### [Excerpted passage]
Noriyuki Hamada: Executive Chef at HOSHINOYA Tokyo Dining

1975: Born in Totori, Japan.
From the age of 18, he took a culinary training in Italian food. At the age of 24, he changed his course and started to specialize in French Food.
2004: Won the first place, the youngest to win the prize, at Bocuse d'Or Japan (national selection)
2007: Became an Executive Chef at Karuizawa Hotel Bleston Court
2011: Main Dining "Yukawatan" Opened
2010: Won the 3rd place at the LE TAITTINGER International Culinary Award Japon.
2012: Won the 2nd place at Bocuse d'Or Asia Pasific (continental selection)
2013: Won the 3rd place at Bocuse d'Or France, receiving the highest score among all the contestants for the fish plate.
2014: Received an award at Ryori Masters, a completion held by Ministry of Agriculture, Forest, and Fisheries.
Released his own cookbook in France, "Noriyuki Hamada, Restaurant Yukawatan, Karuizawa Japon".

[Data entries]
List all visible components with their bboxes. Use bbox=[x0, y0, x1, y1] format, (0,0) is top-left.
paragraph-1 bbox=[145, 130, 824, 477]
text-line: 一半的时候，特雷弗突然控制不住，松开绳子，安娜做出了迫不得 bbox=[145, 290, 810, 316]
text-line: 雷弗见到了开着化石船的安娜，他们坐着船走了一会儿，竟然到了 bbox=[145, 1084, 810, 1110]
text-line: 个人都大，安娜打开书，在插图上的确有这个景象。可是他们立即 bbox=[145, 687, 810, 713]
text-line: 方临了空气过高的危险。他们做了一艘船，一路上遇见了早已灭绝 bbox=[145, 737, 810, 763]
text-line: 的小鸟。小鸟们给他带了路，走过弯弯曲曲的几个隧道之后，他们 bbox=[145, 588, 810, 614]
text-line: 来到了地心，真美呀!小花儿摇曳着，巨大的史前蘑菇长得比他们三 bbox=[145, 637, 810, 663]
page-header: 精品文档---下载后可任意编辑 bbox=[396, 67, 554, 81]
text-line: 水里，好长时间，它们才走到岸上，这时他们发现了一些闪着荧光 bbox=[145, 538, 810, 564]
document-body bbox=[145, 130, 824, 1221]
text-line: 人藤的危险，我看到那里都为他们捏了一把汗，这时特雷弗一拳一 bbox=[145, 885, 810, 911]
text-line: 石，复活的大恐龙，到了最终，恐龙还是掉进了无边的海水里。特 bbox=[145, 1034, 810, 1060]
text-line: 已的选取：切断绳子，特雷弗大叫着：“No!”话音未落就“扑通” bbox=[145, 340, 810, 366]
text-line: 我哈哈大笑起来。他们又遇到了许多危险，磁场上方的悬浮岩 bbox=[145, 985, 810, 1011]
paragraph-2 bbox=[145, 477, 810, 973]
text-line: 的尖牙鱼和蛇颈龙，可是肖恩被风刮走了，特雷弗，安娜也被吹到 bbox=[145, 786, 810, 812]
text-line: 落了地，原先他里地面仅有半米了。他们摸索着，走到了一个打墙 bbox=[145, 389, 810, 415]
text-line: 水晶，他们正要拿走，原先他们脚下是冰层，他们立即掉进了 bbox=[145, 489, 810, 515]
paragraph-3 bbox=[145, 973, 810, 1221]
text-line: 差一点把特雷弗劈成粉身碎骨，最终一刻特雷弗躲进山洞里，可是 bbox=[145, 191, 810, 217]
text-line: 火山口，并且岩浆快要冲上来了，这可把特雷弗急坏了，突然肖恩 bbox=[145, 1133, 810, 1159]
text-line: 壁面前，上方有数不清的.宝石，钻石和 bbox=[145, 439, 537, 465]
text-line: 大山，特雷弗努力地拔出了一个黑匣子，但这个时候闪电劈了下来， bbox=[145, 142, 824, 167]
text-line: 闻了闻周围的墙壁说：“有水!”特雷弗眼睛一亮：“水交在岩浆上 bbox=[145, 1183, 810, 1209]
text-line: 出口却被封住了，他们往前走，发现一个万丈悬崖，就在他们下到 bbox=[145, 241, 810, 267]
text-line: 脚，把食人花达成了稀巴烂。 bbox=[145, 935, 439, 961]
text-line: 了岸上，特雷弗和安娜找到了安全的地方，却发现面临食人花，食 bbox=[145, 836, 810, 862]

### [Prompt]
In the chef's career timeline, please rewrite everything from "2007: Became an" down to "Culinary Award Japon.", swapping "Executive Chef" for "Head Chef".

### [Written answer]
2007: Became an Head Chef at Karuizawa Hotel Bleston Court
2011: Main Dining "Yukawatan" Opened
2010: Won the 3rd place at the LE TAITTINGER International Culinary Award Japon.